[Start of ITEMS]
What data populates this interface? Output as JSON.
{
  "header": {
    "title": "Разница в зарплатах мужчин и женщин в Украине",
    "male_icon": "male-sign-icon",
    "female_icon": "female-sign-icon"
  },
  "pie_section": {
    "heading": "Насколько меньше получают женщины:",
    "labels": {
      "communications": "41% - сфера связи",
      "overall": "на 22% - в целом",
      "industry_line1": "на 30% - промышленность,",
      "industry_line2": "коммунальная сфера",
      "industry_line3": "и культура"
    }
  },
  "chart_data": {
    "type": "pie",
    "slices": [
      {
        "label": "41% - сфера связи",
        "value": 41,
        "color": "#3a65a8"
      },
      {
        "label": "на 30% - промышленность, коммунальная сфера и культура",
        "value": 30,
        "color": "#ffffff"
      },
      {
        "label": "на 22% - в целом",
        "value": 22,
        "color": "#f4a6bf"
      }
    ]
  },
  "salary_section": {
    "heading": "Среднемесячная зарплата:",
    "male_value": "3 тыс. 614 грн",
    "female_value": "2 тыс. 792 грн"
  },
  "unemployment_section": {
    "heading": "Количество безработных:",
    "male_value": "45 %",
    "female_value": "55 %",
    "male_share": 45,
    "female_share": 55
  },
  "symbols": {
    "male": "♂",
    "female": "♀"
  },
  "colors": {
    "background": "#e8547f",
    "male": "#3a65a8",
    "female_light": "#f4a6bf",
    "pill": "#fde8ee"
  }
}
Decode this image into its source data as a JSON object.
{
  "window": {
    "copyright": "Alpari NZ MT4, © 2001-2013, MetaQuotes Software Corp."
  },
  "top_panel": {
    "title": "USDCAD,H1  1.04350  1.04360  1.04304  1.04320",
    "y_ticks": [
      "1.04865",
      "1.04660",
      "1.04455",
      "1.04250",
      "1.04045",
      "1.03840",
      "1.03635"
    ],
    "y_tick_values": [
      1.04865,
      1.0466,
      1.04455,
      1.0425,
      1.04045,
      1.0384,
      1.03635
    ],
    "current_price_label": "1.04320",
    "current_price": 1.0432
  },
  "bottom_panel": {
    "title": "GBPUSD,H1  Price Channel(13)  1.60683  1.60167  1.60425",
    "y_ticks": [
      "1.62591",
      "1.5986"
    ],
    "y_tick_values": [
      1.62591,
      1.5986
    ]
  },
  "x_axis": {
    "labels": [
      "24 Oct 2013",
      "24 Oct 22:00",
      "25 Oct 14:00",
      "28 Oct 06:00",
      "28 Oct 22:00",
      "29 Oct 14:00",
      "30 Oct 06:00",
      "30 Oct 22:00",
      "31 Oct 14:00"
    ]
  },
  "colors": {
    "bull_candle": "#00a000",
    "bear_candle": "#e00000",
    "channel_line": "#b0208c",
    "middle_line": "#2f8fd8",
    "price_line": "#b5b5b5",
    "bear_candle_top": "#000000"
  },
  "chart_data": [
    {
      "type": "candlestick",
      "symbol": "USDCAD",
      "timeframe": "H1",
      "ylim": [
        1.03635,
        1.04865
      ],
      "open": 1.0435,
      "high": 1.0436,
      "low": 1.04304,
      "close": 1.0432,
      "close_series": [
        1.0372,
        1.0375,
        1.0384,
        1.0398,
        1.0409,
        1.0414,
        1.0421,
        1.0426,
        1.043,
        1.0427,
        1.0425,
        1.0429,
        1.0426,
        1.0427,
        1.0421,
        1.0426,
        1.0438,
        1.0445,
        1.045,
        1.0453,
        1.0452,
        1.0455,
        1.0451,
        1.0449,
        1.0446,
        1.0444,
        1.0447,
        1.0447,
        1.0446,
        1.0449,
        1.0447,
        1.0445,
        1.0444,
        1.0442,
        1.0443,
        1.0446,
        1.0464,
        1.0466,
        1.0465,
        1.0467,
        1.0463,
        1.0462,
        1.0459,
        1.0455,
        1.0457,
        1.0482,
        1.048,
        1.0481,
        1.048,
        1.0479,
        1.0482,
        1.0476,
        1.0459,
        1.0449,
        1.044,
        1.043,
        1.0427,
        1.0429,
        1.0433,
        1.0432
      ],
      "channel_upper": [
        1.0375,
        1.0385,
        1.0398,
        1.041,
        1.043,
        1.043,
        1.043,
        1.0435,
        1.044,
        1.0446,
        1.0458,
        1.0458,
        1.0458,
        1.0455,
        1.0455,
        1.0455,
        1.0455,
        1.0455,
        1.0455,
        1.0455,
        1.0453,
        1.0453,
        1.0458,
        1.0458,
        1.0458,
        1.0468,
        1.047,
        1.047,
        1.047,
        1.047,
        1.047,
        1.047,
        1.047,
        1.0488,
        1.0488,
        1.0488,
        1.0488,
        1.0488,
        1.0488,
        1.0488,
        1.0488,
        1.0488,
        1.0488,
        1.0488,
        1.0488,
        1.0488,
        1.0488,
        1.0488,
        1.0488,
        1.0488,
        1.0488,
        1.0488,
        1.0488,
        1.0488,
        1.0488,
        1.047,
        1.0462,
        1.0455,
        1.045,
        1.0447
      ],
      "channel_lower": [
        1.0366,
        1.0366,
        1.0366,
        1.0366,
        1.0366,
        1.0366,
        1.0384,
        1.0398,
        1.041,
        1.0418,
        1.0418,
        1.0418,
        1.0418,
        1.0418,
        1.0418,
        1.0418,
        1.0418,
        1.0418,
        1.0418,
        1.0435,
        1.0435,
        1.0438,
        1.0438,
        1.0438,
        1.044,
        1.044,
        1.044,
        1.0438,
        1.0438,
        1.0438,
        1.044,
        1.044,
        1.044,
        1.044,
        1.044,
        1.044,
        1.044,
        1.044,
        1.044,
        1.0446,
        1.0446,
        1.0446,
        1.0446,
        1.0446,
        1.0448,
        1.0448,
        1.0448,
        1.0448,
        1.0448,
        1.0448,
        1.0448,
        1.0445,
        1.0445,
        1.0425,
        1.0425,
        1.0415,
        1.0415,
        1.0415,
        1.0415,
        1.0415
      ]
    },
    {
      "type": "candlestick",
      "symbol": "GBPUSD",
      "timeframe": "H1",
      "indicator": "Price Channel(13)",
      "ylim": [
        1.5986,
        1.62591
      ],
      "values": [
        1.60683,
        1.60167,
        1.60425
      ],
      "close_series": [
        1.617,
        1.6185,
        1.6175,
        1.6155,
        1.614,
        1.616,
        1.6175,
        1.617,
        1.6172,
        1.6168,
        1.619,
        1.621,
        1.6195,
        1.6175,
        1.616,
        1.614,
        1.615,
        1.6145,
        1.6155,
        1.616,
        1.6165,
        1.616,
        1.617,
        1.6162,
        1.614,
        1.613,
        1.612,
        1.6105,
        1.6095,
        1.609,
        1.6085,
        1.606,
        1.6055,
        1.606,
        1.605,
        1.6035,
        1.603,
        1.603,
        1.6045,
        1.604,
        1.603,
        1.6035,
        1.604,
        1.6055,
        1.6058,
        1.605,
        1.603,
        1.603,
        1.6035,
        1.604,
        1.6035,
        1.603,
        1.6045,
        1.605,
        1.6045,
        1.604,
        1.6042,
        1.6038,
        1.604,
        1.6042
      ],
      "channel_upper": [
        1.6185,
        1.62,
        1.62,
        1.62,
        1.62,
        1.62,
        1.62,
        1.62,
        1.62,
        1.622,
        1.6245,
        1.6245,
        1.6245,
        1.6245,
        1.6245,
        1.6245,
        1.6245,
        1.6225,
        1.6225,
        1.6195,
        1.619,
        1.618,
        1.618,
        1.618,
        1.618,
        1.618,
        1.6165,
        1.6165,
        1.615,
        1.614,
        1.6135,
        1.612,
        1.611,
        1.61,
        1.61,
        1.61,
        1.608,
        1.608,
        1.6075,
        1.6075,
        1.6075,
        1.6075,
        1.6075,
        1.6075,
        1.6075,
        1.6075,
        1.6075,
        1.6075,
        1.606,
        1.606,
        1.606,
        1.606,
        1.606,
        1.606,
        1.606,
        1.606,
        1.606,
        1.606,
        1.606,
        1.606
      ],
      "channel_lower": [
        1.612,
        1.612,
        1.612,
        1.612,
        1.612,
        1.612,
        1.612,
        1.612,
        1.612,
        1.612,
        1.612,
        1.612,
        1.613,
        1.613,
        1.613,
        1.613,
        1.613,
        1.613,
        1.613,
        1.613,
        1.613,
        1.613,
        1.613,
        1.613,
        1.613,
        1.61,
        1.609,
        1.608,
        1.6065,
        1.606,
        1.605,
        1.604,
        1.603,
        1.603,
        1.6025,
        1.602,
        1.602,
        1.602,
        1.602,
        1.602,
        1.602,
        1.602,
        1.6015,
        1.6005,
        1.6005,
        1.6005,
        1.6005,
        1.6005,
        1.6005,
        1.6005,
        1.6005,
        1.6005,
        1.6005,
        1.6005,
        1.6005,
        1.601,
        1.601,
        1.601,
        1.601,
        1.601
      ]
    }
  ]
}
[End of ITEMS]
Output a single number: how many lines contain the word "сфера".

WRITTEN RESPONSE:
4